▶ **REQUEST**: Transcribe the records that follow in their entirety, omitting any pictures.

─── DATASET EXCERPTS ───

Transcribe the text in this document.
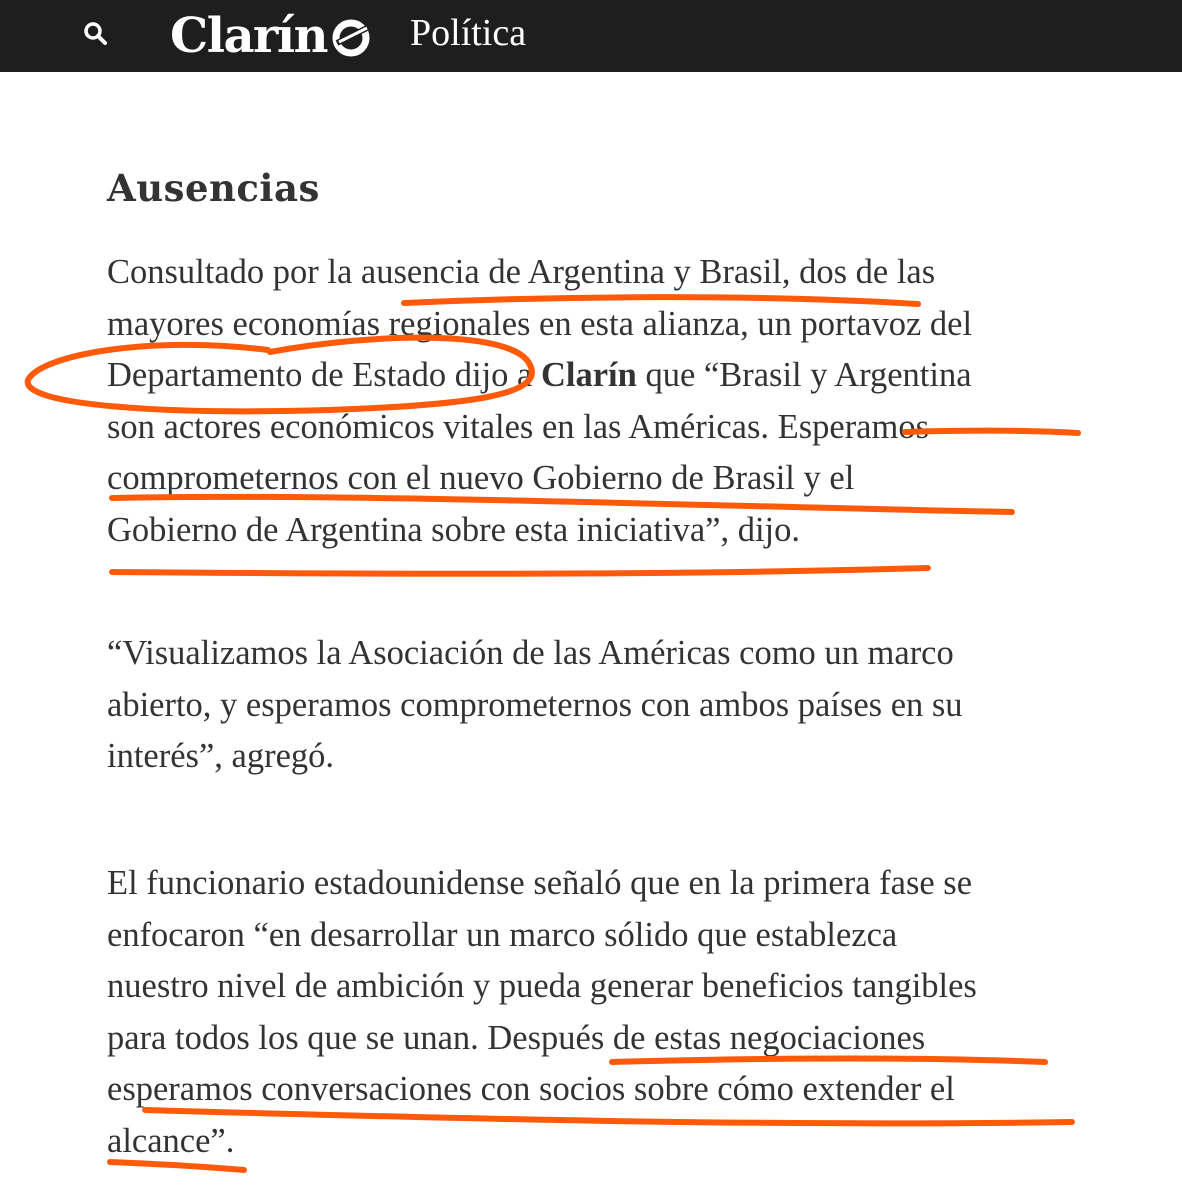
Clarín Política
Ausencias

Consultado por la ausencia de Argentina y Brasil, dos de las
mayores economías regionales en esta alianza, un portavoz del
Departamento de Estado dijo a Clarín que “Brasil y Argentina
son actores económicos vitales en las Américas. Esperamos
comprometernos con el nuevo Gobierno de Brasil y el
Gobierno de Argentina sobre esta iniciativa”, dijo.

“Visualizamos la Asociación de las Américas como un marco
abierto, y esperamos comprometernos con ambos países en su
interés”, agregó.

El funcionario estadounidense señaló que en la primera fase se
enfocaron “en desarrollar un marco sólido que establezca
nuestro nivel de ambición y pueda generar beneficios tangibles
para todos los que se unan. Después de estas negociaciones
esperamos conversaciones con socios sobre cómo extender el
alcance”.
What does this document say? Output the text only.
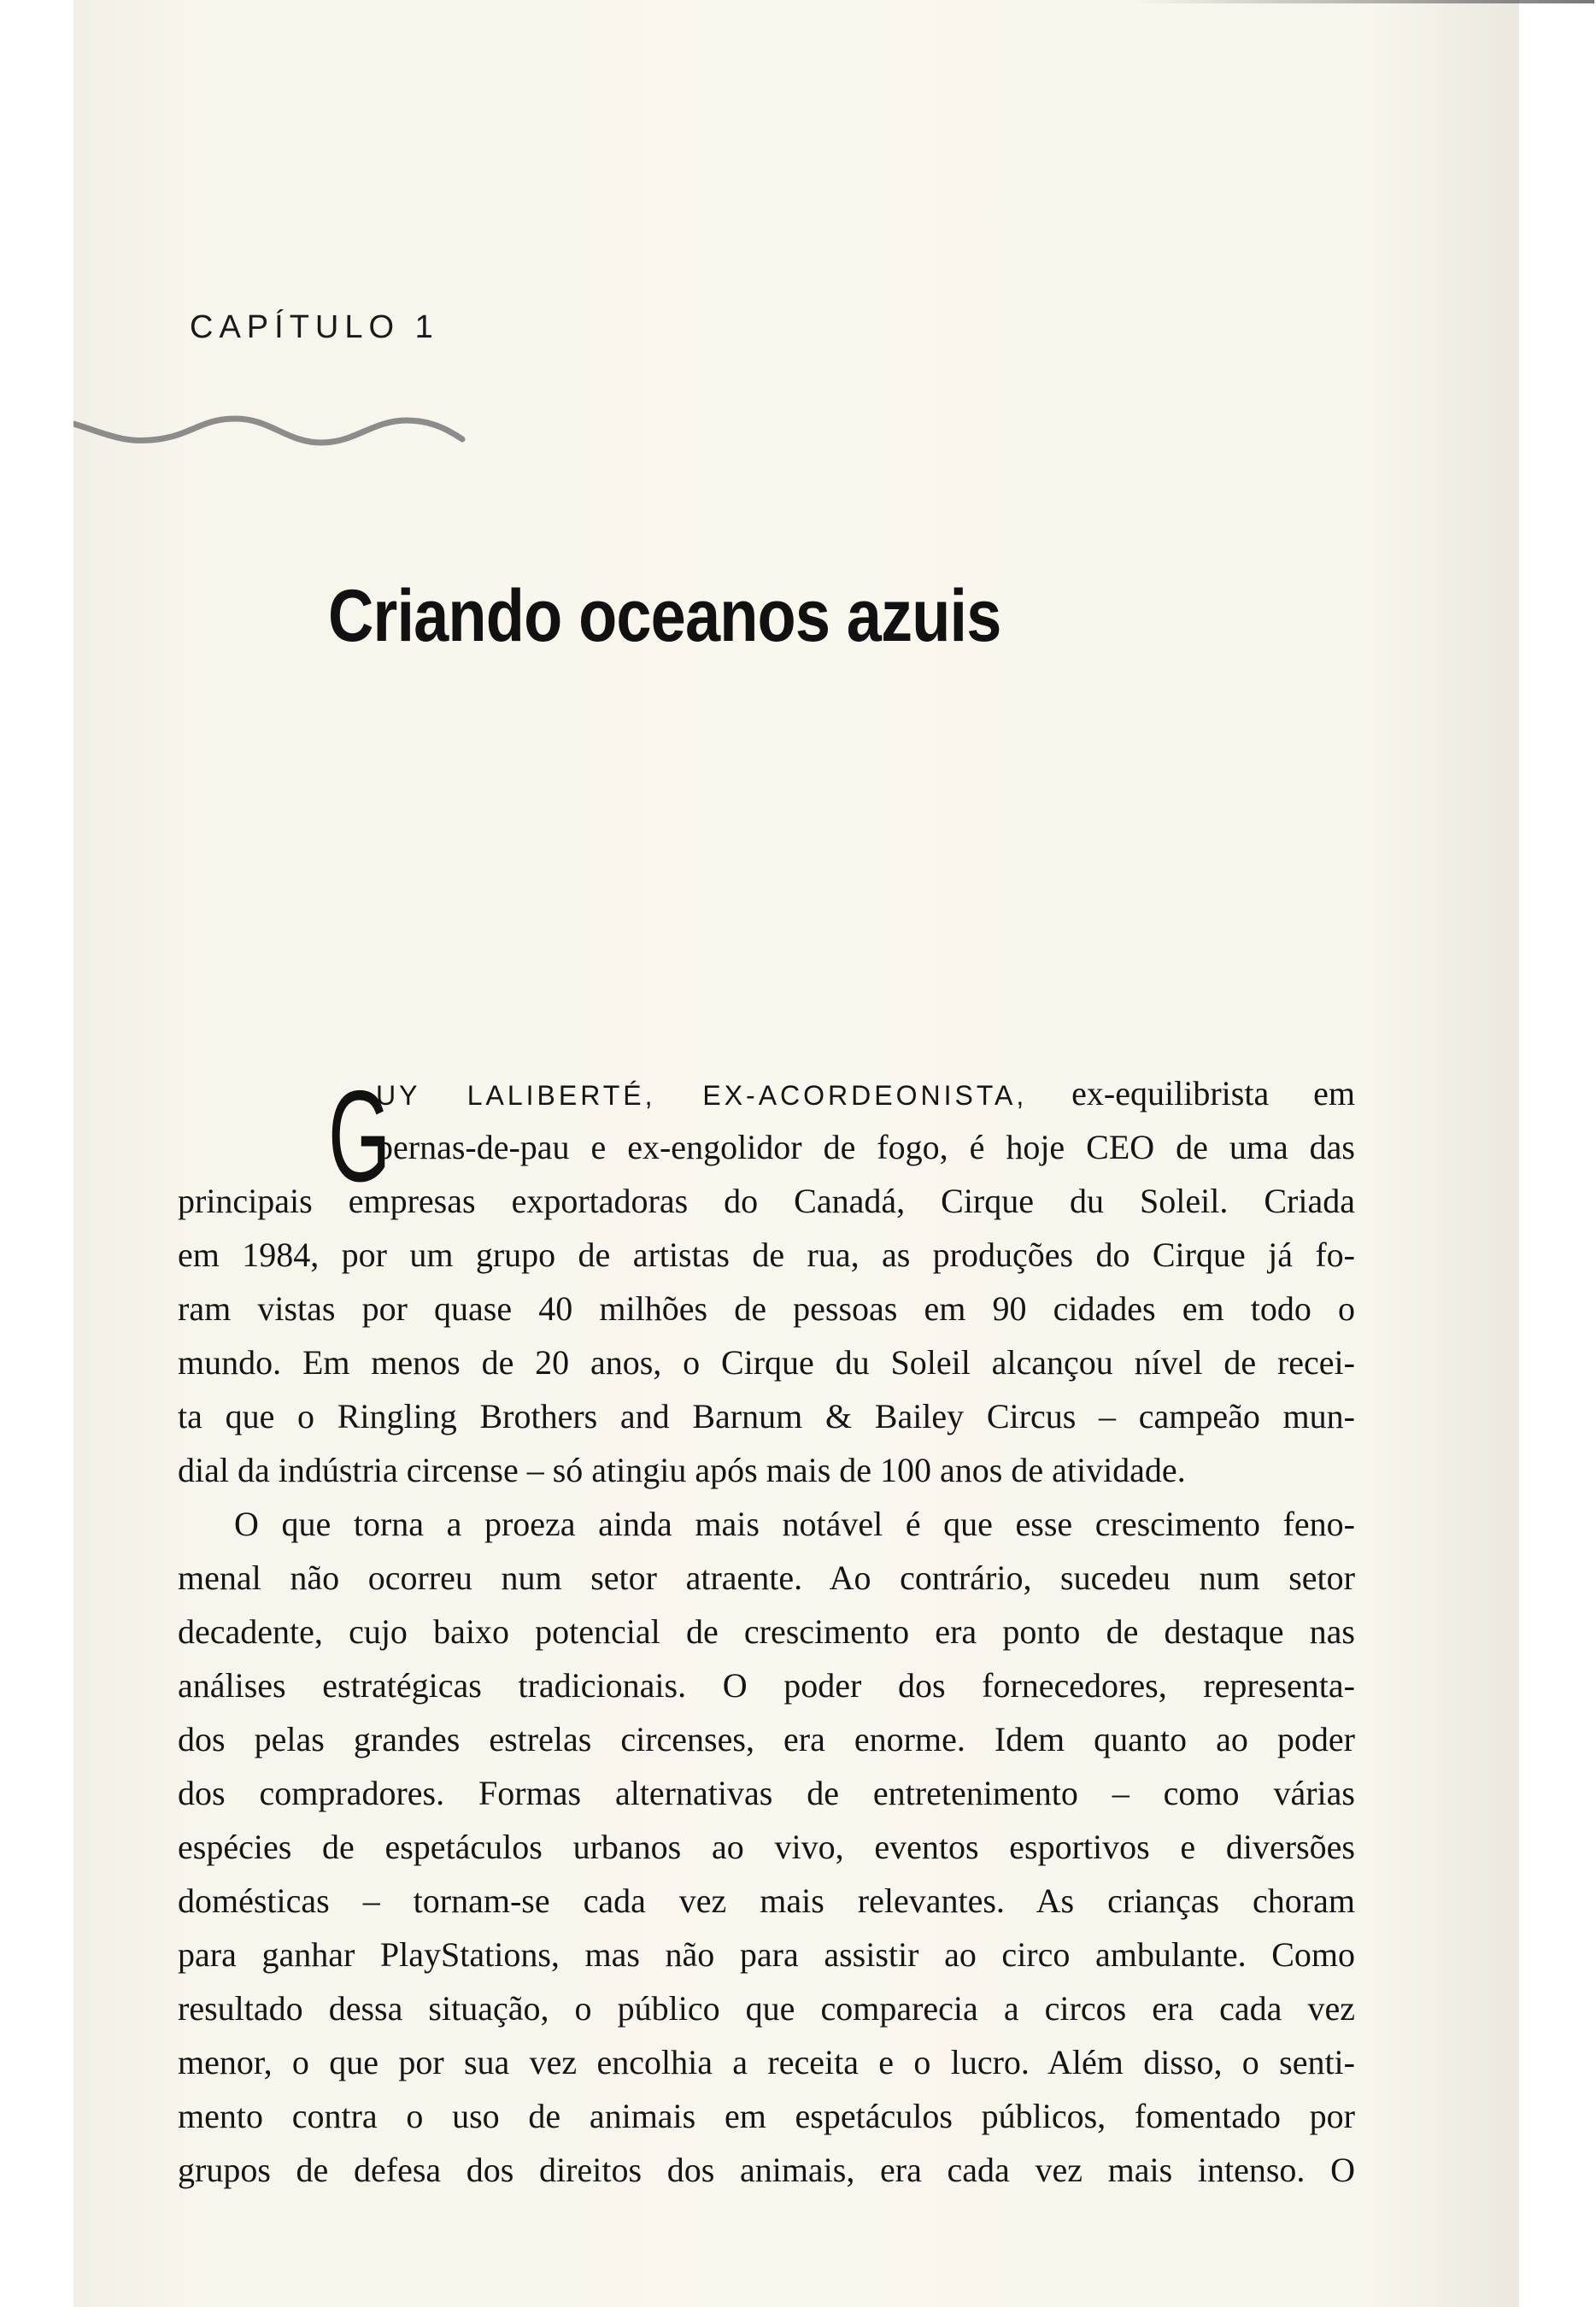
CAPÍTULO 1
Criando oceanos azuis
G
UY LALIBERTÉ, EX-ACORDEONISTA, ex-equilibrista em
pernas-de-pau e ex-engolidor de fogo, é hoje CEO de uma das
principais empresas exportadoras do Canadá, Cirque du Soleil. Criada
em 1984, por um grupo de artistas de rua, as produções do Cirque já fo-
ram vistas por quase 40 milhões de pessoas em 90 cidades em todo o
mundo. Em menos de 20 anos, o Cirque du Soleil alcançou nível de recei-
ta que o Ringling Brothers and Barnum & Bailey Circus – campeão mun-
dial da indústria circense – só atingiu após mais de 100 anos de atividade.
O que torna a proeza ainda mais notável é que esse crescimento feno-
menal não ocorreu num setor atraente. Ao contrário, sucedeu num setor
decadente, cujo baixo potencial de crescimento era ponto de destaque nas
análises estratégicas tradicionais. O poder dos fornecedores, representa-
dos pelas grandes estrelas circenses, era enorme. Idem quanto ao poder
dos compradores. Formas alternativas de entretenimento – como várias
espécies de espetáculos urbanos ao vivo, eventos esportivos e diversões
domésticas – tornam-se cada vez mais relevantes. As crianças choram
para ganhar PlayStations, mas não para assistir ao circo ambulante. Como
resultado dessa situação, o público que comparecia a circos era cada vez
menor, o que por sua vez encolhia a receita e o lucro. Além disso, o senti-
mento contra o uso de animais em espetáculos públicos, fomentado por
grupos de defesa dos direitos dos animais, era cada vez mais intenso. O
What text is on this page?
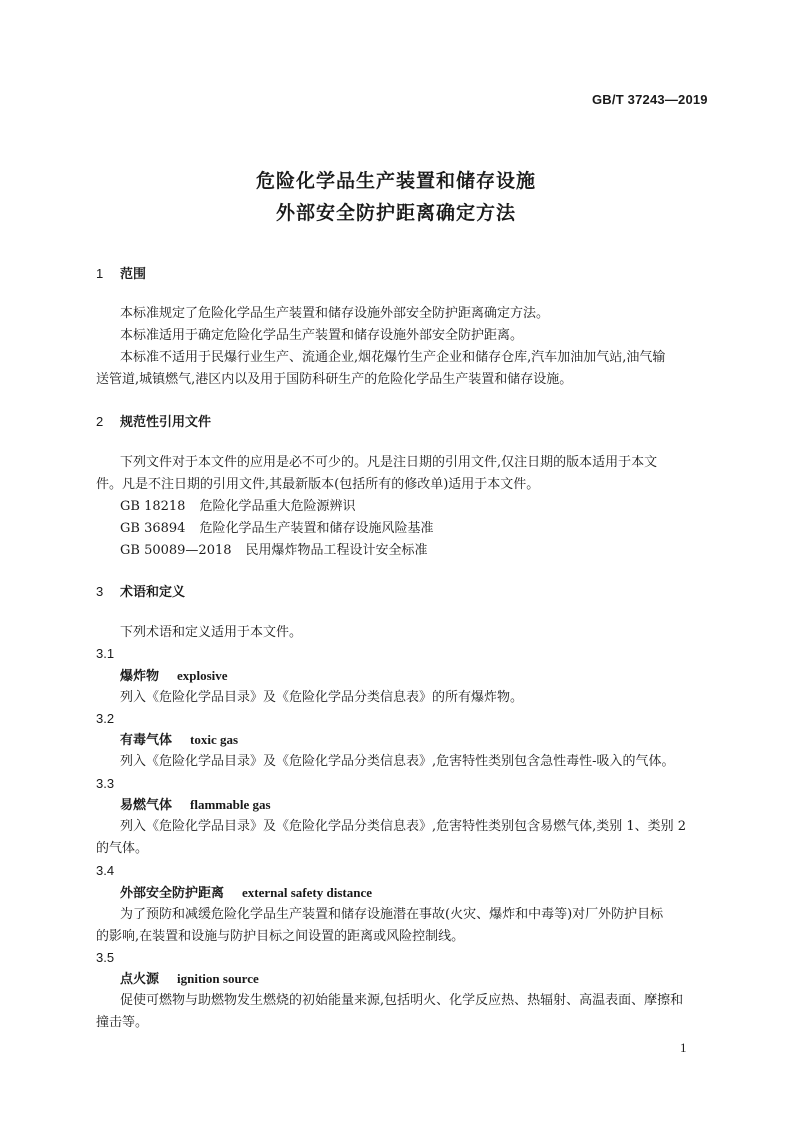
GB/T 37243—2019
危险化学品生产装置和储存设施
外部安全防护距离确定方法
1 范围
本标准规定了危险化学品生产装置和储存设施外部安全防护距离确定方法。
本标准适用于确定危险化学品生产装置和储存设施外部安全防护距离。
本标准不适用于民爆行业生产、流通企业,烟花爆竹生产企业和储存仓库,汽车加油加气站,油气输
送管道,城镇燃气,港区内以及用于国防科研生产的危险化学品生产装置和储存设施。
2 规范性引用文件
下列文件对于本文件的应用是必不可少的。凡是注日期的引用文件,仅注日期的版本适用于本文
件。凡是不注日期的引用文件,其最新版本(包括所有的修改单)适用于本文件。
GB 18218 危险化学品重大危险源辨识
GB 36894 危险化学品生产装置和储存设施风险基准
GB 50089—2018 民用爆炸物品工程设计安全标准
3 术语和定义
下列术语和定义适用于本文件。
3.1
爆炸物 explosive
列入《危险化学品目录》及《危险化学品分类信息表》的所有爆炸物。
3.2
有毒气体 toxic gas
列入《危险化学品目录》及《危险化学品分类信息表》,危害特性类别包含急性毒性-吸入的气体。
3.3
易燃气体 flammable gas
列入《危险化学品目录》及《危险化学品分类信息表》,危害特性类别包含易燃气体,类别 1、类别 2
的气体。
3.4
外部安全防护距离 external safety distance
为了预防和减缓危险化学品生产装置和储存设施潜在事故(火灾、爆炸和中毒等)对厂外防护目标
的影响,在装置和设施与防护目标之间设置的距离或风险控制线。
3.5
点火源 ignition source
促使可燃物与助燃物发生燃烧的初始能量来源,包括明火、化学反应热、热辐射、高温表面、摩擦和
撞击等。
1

───

▶ **ANSWER TO THIS PROBLEM**:
Transcribe the text in this document.
Clarín Política
Ausencias

Consultado por la ausencia de Argentina y Brasil, dos de las
mayores economías regionales en esta alianza, un portavoz del
Departamento de Estado dijo a Clarín que “Brasil y Argentina
son actores económicos vitales en las Américas. Esperamos
comprometernos con el nuevo Gobierno de Brasil y el
Gobierno de Argentina sobre esta iniciativa”, dijo.

“Visualizamos la Asociación de las Américas como un marco
abierto, y esperamos comprometernos con ambos países en su
interés”, agregó.

El funcionario estadounidense señaló que en la primera fase se
enfocaron “en desarrollar un marco sólido que establezca
nuestro nivel de ambición y pueda generar beneficios tangibles
para todos los que se unan. Después de estas negociaciones
esperamos conversaciones con socios sobre cómo extender el
alcance”.
What does this document say? Output the text only.
CAPÍTULO 1
Criando oceanos azuis
G
UY LALIBERTÉ, EX-ACORDEONISTA, ex-equilibrista em
pernas-de-pau e ex-engolidor de fogo, é hoje CEO de uma das
principais empresas exportadoras do Canadá, Cirque du Soleil. Criada
em 1984, por um grupo de artistas de rua, as produções do Cirque já fo-
ram vistas por quase 40 milhões de pessoas em 90 cidades em todo o
mundo. Em menos de 20 anos, o Cirque du Soleil alcançou nível de recei-
ta que o Ringling Brothers and Barnum & Bailey Circus – campeão mun-
dial da indústria circense – só atingiu após mais de 100 anos de atividade.
O que torna a proeza ainda mais notável é que esse crescimento feno-
menal não ocorreu num setor atraente. Ao contrário, sucedeu num setor
decadente, cujo baixo potencial de crescimento era ponto de destaque nas
análises estratégicas tradicionais. O poder dos fornecedores, representa-
dos pelas grandes estrelas circenses, era enorme. Idem quanto ao poder
dos compradores. Formas alternativas de entretenimento – como várias
espécies de espetáculos urbanos ao vivo, eventos esportivos e diversões
domésticas – tornam-se cada vez mais relevantes. As crianças choram
para ganhar PlayStations, mas não para assistir ao circo ambulante. Como
resultado dessa situação, o público que comparecia a circos era cada vez
menor, o que por sua vez encolhia a receita e o lucro. Além disso, o senti-
mento contra o uso de animais em espetáculos públicos, fomentado por
grupos de defesa dos direitos dos animais, era cada vez mais intenso. O
What text is on this page?
GB/T 37243—2019
危险化学品生产装置和储存设施
外部安全防护距离确定方法
1 范围
本标准规定了危险化学品生产装置和储存设施外部安全防护距离确定方法。
本标准适用于确定危险化学品生产装置和储存设施外部安全防护距离。
本标准不适用于民爆行业生产、流通企业,烟花爆竹生产企业和储存仓库,汽车加油加气站,油气输
送管道,城镇燃气,港区内以及用于国防科研生产的危险化学品生产装置和储存设施。
2 规范性引用文件
下列文件对于本文件的应用是必不可少的。凡是注日期的引用文件,仅注日期的版本适用于本文
件。凡是不注日期的引用文件,其最新版本(包括所有的修改单)适用于本文件。
GB 18218 危险化学品重大危险源辨识
GB 36894 危险化学品生产装置和储存设施风险基准
GB 50089—2018 民用爆炸物品工程设计安全标准
3 术语和定义
下列术语和定义适用于本文件。
3.1
爆炸物 explosive
列入《危险化学品目录》及《危险化学品分类信息表》的所有爆炸物。
3.2
有毒气体 toxic gas
列入《危险化学品目录》及《危险化学品分类信息表》,危害特性类别包含急性毒性-吸入的气体。
3.3
易燃气体 flammable gas
列入《危险化学品目录》及《危险化学品分类信息表》,危害特性类别包含易燃气体,类别 1、类别 2
的气体。
3.4
外部安全防护距离 external safety distance
为了预防和减缓危险化学品生产装置和储存设施潜在事故(火灾、爆炸和中毒等)对厂外防护目标
的影响,在装置和设施与防护目标之间设置的距离或风险控制线。
3.5
点火源 ignition source
促使可燃物与助燃物发生燃烧的初始能量来源,包括明火、化学反应热、热辐射、高温表面、摩擦和
撞击等。
1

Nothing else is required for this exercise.